### Data entries for graphics
################

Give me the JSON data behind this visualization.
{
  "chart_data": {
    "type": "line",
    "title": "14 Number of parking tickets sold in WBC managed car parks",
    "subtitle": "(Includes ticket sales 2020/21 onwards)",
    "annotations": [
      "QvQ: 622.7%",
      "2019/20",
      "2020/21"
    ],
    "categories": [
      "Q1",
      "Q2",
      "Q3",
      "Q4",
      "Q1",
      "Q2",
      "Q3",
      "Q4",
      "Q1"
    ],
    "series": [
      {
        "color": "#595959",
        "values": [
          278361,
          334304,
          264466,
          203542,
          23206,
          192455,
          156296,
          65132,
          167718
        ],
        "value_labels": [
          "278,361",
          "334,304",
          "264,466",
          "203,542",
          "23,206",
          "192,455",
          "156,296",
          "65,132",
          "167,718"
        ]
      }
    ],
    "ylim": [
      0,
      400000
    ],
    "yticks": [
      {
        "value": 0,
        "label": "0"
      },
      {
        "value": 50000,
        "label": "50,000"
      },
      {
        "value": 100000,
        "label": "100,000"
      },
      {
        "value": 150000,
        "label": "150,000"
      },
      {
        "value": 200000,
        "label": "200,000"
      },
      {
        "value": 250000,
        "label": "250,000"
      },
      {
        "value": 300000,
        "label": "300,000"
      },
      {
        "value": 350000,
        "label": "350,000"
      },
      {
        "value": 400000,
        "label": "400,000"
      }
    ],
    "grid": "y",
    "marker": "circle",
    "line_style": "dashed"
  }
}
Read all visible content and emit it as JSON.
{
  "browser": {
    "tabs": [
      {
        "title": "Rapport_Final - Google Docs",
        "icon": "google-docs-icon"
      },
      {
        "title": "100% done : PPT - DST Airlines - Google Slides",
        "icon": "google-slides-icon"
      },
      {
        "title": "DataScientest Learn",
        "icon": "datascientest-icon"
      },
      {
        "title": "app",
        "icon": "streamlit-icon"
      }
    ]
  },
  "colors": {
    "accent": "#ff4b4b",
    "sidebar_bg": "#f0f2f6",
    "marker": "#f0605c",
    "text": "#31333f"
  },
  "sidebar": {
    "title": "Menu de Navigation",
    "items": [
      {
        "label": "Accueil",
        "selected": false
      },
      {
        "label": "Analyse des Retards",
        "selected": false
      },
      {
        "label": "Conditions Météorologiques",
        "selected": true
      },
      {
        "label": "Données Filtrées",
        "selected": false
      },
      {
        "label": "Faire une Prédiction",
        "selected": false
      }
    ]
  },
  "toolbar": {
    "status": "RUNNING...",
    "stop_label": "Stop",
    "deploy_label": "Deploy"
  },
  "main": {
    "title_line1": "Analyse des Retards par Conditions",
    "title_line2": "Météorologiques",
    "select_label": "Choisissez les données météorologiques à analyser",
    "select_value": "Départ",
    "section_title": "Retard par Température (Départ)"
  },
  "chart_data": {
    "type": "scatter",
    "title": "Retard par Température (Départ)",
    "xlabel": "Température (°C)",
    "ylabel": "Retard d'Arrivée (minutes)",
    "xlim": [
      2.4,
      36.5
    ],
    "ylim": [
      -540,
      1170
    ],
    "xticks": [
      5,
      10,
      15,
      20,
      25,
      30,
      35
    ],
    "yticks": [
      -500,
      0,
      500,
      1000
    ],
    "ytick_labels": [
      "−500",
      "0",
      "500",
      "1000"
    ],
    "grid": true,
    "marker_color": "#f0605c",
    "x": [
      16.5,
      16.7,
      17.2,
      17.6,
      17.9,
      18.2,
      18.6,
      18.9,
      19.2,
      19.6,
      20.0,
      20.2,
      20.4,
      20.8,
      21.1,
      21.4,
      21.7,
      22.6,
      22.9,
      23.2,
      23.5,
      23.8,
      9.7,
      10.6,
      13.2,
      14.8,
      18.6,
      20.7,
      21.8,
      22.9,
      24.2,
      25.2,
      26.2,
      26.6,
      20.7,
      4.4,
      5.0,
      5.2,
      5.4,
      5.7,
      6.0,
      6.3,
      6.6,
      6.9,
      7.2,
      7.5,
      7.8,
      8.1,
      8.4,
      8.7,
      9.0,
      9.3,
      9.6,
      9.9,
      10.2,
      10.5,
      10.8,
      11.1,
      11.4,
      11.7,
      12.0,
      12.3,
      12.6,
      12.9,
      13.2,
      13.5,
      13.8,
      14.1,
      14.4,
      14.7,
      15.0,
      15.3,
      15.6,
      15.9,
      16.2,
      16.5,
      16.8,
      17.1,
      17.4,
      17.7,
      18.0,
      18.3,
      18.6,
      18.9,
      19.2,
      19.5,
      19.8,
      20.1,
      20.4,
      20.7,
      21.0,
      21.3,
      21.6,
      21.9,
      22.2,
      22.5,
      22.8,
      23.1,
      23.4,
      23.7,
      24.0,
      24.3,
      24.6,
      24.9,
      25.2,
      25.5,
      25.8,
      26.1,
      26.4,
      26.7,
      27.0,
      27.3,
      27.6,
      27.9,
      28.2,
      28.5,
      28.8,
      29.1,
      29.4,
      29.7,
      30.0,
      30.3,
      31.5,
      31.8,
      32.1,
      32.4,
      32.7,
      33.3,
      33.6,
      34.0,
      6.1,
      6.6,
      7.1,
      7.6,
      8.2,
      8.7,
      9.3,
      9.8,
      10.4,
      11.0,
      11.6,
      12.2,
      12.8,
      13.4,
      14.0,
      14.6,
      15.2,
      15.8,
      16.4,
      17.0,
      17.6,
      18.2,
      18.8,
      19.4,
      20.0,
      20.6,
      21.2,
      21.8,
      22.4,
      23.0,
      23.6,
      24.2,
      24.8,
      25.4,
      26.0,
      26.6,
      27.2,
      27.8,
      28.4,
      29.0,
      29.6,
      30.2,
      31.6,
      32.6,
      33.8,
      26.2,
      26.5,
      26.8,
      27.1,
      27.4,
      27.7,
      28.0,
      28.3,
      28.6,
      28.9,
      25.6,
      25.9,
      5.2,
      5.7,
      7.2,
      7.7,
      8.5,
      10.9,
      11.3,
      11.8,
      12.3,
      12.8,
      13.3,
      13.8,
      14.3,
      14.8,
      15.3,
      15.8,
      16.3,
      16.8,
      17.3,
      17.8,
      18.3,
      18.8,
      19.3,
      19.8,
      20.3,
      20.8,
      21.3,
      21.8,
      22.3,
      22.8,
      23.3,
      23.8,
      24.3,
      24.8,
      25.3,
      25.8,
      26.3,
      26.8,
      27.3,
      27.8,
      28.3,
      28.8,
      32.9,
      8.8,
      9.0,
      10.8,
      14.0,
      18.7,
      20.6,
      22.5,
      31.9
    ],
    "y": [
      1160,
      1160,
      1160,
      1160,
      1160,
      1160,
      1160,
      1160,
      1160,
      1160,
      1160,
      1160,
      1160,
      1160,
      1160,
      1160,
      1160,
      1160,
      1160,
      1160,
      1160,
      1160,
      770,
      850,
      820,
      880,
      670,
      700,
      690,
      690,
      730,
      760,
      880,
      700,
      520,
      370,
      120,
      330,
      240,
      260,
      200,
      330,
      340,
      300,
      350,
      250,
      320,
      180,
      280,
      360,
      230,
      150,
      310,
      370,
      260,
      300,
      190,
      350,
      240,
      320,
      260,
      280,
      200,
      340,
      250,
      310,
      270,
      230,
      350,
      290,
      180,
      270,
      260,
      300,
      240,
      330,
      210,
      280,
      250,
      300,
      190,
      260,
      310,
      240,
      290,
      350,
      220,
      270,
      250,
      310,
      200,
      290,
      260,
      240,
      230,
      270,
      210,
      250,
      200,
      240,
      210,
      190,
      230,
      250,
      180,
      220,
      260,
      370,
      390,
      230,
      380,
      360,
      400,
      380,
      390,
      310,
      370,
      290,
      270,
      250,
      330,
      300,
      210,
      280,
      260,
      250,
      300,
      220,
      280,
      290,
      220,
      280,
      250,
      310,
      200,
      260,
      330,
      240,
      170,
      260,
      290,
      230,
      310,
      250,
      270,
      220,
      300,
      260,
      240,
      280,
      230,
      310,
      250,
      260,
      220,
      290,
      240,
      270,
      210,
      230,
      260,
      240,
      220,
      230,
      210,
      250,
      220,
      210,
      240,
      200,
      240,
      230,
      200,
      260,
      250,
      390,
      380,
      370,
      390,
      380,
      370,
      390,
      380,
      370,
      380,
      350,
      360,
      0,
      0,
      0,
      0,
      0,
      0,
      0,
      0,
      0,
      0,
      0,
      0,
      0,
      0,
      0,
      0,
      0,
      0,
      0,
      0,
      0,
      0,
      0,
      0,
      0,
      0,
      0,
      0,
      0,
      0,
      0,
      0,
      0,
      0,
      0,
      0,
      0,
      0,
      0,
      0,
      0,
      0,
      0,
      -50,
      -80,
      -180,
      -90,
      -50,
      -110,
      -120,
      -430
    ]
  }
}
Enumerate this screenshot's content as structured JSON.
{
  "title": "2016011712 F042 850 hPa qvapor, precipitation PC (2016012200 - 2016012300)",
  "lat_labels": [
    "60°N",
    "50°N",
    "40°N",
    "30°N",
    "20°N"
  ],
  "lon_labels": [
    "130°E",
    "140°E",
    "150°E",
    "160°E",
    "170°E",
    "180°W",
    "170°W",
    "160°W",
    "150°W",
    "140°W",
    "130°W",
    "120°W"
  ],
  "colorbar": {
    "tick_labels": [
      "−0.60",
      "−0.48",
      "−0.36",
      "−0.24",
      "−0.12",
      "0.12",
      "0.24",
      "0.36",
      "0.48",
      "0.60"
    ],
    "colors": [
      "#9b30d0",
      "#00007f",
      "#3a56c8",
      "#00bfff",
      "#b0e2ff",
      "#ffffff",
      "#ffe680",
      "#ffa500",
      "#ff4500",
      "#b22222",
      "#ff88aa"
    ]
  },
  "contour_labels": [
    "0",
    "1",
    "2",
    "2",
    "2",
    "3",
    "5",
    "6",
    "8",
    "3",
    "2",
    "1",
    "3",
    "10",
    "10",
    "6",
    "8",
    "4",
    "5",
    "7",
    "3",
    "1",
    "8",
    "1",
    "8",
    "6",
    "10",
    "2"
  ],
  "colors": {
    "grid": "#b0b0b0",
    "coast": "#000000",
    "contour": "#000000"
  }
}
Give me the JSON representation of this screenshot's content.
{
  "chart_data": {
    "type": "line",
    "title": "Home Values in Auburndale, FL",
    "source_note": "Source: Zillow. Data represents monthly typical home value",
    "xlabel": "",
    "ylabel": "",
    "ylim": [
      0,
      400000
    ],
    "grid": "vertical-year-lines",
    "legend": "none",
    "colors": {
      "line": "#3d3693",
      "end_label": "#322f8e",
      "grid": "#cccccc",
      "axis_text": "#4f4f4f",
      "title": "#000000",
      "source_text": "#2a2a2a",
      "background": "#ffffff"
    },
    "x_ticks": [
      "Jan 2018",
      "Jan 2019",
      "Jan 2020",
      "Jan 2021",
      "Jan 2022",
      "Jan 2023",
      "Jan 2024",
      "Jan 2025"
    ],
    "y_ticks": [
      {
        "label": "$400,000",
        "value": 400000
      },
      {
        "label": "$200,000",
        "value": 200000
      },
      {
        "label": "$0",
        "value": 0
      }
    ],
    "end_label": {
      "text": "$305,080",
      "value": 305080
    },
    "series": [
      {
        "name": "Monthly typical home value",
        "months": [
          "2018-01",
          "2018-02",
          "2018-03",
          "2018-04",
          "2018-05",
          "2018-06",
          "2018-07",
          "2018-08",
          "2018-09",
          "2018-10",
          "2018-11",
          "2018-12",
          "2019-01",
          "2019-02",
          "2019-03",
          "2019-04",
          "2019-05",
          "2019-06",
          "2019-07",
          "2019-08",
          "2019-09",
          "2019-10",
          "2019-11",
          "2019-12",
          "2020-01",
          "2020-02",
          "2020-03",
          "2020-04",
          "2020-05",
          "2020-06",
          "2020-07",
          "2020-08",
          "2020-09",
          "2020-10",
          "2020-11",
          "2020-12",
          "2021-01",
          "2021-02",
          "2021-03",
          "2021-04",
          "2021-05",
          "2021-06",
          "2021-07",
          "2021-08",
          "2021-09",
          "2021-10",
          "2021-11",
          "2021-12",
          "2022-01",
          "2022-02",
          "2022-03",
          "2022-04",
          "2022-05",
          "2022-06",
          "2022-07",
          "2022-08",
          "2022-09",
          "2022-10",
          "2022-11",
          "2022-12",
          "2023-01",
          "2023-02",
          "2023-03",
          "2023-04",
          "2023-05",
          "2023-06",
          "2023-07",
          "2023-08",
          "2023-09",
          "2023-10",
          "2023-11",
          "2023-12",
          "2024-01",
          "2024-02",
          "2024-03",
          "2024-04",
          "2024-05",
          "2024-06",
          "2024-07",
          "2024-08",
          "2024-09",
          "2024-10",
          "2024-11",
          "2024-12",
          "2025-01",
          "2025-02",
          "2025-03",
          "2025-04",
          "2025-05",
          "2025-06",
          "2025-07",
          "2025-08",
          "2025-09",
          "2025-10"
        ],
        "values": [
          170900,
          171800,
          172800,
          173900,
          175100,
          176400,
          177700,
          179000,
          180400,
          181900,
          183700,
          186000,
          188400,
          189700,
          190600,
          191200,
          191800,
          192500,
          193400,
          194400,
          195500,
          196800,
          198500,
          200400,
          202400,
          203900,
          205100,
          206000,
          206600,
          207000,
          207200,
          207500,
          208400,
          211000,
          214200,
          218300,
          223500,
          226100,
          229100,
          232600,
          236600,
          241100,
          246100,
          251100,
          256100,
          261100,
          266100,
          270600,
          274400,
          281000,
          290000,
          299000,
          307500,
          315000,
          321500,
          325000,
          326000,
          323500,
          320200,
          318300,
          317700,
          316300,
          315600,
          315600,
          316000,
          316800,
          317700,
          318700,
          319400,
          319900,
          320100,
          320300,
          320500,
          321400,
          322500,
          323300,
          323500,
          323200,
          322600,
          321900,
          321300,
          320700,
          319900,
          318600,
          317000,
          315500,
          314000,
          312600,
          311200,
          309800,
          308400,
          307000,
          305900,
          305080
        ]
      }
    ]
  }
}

################

### Stated task
Extract all lines that hold the word "JSON".

### Answer to the exercise
Give me the JSON data behind this visualization.
Read all visible content and emit it as JSON.
Enumerate this screenshot's content as structured JSON.
Give me the JSON representation of this screenshot's content.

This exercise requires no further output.